━━ Exercise inputs ━━

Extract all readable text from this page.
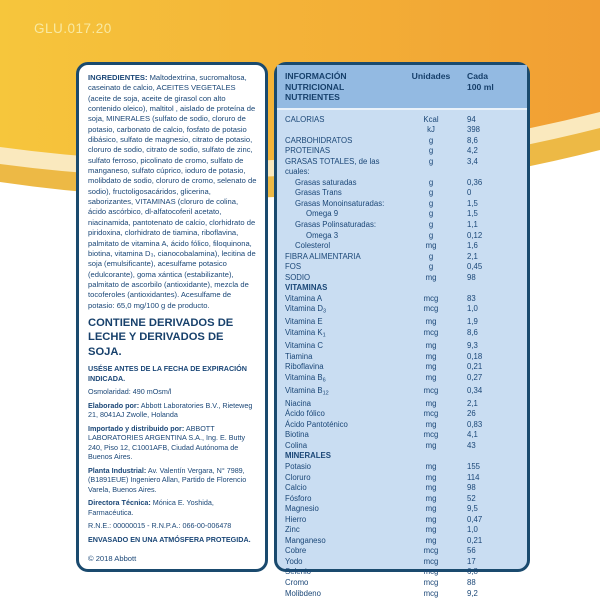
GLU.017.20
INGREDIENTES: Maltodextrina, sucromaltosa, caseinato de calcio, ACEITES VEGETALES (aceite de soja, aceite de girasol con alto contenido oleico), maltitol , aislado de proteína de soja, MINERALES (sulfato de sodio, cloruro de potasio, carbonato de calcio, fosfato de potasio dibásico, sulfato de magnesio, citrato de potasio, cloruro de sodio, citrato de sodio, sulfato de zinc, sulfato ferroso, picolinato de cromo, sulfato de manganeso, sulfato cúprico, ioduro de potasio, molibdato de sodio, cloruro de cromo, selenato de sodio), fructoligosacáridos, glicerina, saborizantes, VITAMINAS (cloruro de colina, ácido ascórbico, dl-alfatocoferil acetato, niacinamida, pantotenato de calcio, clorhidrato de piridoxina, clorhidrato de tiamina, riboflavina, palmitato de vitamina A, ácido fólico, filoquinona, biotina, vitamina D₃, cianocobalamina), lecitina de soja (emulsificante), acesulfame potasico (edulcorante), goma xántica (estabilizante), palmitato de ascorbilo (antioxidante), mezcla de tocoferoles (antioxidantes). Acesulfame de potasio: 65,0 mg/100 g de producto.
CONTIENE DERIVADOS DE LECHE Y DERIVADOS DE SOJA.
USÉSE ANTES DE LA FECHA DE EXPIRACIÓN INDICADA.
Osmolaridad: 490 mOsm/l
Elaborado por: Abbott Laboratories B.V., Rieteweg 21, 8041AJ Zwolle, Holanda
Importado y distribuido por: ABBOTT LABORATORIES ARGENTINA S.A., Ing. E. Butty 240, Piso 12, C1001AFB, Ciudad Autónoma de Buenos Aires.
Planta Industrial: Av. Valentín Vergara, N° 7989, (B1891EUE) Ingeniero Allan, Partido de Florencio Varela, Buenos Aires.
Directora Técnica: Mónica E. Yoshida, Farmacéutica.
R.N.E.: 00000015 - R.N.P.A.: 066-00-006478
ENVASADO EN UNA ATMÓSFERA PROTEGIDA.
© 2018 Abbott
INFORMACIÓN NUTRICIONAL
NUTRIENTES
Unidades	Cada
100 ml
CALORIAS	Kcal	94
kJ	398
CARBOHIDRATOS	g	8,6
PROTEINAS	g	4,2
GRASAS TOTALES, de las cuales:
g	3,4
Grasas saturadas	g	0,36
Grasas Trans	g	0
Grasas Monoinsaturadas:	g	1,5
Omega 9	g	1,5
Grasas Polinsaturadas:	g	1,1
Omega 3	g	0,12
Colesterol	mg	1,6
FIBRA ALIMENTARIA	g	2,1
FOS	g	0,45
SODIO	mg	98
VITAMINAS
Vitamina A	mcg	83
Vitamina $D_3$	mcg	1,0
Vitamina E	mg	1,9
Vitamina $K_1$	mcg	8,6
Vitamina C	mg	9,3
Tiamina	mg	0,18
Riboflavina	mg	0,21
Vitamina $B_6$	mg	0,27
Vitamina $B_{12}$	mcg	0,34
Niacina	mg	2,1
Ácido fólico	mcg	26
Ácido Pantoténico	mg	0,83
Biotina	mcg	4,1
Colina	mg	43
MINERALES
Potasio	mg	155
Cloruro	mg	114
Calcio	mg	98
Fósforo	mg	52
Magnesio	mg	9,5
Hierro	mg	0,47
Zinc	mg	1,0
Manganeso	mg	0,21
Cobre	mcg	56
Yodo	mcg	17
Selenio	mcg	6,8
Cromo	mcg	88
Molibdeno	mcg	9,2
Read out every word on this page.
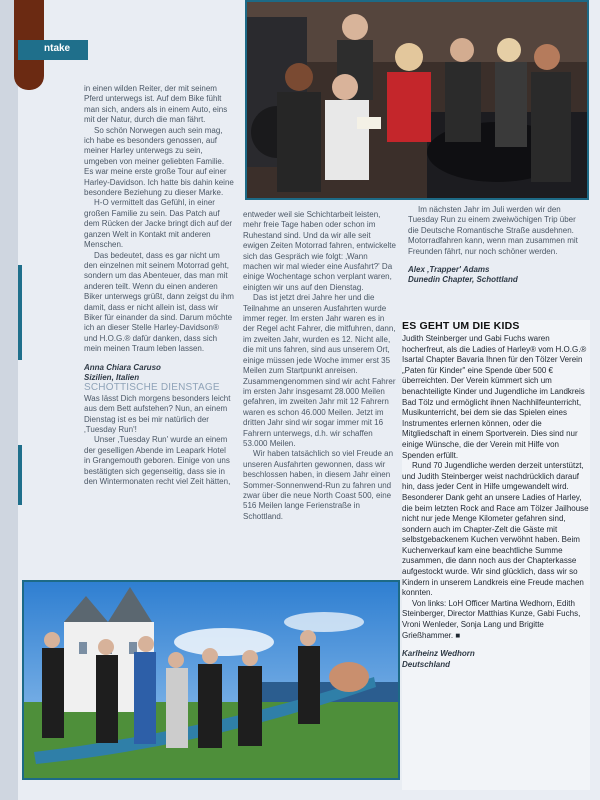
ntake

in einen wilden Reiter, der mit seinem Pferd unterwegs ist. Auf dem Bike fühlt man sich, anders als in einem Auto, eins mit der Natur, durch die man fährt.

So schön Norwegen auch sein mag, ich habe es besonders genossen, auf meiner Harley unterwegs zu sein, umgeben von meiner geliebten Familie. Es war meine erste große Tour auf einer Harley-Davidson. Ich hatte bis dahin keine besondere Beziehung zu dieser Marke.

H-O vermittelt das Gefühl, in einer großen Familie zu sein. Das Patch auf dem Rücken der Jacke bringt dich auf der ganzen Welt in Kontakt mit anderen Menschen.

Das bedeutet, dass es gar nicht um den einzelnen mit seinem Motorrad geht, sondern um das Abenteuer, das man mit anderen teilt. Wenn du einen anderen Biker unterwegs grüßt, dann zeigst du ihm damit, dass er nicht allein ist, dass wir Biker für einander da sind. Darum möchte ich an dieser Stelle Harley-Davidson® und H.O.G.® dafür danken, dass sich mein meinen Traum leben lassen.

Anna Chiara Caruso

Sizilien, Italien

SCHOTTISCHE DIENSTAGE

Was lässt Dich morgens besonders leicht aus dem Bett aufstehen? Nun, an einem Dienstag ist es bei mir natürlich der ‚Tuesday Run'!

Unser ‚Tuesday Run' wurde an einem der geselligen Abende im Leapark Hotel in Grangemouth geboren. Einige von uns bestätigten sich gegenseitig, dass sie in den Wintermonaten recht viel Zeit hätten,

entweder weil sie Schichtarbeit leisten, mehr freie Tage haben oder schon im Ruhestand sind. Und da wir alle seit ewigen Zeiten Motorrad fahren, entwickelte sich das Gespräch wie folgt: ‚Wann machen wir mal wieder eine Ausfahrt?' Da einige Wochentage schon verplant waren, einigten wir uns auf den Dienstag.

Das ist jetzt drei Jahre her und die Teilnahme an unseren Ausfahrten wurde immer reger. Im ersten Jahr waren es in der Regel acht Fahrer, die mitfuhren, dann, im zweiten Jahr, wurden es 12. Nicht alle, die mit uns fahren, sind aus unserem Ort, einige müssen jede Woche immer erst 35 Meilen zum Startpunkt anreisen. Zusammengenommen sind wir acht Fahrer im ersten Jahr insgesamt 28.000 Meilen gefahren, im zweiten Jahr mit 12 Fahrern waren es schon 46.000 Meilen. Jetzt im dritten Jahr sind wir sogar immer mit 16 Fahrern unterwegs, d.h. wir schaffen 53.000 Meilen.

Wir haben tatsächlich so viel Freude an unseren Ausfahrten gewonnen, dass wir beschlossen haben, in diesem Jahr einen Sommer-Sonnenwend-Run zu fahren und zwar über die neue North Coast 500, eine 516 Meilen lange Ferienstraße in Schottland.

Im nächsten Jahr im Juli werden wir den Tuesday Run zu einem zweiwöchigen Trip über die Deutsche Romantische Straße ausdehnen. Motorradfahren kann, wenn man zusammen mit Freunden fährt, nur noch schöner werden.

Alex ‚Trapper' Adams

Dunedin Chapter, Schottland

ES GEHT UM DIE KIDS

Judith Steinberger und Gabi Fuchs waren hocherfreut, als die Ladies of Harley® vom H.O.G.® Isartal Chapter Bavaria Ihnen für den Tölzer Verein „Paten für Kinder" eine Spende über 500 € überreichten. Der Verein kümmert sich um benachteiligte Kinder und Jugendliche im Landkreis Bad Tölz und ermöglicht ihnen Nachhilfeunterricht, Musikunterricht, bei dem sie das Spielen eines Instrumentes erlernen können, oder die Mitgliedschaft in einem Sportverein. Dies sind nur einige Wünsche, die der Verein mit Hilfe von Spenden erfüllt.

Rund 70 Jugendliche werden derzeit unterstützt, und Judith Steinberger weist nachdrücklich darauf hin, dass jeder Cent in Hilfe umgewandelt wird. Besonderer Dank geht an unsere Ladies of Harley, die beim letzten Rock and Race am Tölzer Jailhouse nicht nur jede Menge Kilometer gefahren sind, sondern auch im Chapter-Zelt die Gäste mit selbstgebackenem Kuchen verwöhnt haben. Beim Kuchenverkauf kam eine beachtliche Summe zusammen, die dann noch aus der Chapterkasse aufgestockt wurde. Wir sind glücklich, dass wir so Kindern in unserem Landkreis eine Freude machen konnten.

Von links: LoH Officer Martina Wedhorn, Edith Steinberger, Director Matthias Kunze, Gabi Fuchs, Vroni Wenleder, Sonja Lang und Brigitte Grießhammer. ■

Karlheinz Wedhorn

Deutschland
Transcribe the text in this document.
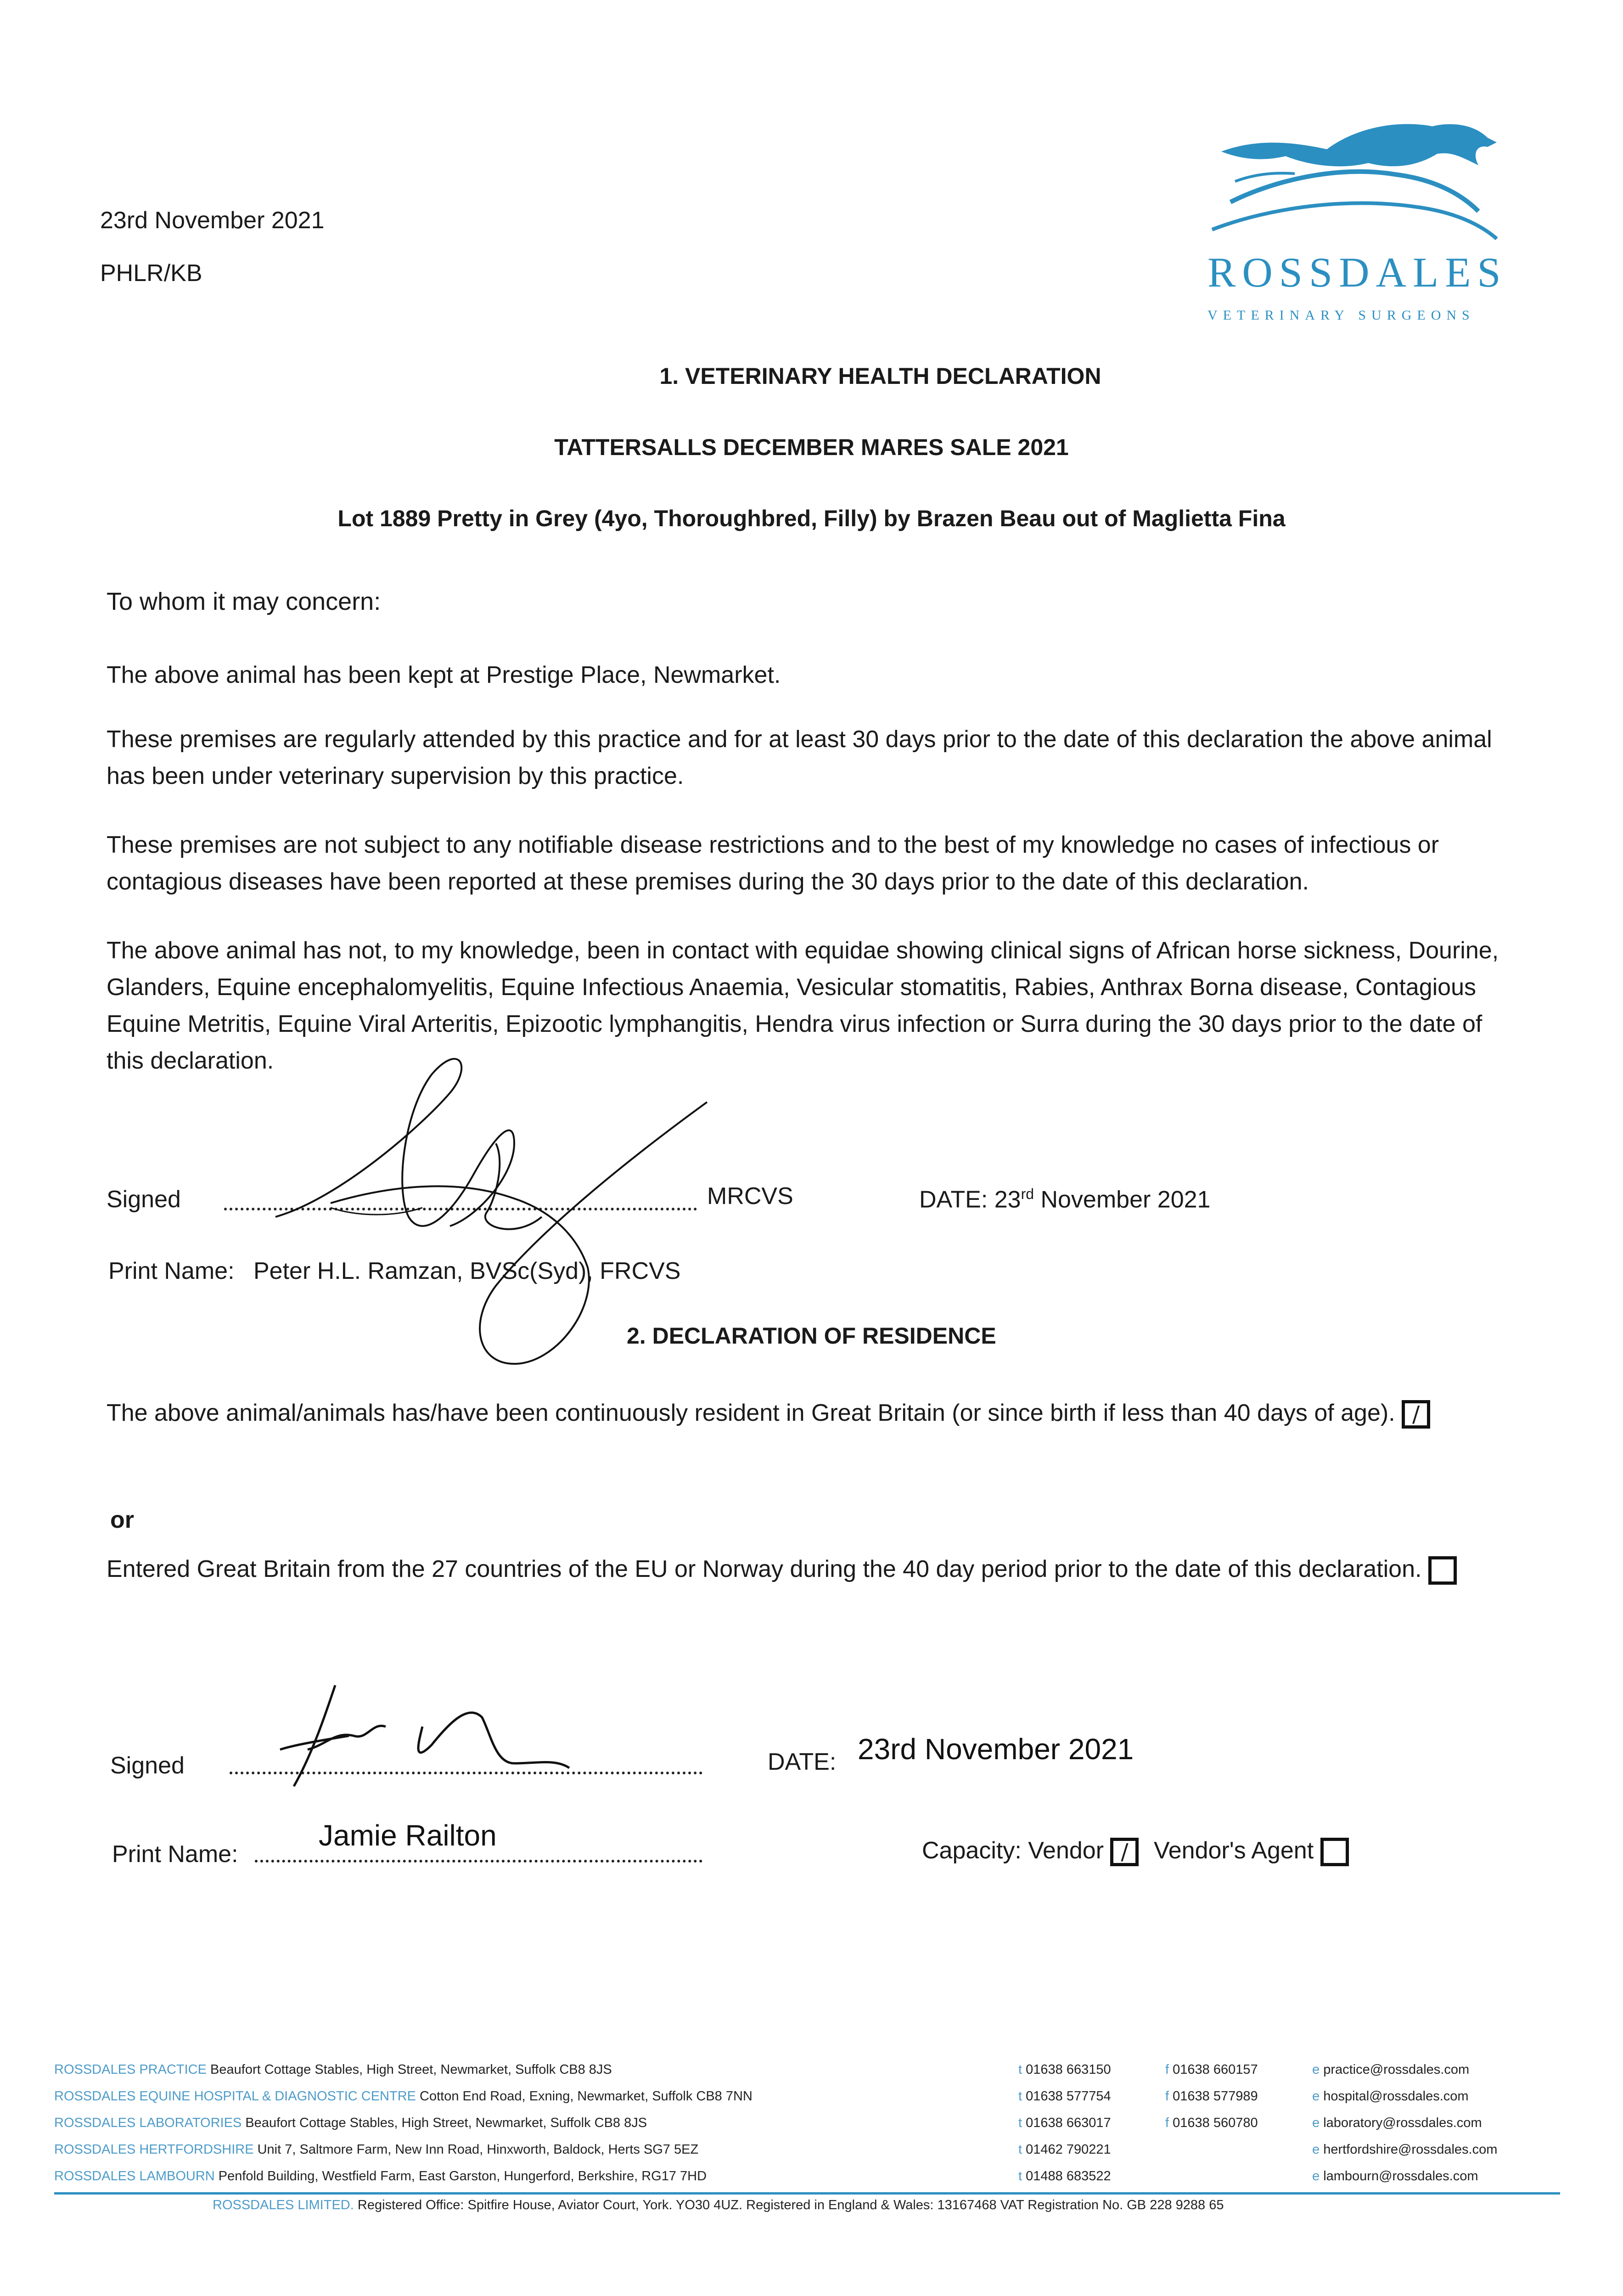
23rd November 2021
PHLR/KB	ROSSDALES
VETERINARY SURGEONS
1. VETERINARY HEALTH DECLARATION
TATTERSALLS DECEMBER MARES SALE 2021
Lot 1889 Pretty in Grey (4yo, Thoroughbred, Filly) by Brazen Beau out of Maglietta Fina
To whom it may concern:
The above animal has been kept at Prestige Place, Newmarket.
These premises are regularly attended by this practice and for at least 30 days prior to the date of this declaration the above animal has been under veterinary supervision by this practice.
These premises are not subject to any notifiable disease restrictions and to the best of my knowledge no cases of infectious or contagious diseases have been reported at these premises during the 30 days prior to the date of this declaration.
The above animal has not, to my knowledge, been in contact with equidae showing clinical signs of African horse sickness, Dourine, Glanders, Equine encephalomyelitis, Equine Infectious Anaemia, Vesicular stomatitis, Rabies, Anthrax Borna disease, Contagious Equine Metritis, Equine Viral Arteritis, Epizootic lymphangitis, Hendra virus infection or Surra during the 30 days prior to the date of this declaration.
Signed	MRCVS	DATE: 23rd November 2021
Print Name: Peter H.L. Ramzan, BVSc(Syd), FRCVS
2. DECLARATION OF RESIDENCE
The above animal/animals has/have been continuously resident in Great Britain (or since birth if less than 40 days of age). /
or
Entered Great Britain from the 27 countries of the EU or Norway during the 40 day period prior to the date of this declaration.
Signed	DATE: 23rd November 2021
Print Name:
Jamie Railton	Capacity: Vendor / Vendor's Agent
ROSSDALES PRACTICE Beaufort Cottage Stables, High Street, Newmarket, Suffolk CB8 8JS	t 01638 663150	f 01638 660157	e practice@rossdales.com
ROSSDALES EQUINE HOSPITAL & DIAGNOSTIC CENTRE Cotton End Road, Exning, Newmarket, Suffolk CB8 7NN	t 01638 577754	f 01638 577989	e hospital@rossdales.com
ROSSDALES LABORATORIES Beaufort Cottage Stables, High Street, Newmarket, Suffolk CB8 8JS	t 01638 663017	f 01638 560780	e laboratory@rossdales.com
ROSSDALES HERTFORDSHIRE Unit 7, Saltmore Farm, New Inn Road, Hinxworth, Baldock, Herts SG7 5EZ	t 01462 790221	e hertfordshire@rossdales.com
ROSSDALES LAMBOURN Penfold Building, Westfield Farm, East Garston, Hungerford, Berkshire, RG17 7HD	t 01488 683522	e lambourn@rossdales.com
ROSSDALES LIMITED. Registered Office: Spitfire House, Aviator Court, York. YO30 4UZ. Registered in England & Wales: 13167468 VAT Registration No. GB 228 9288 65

━━━

Every line of the data that includes the word "November" should be copied.

_Answer_
23rd November 2021
Signed	MRCVS	DATE: 23rd November 2021
Signed	DATE: 23rd November 2021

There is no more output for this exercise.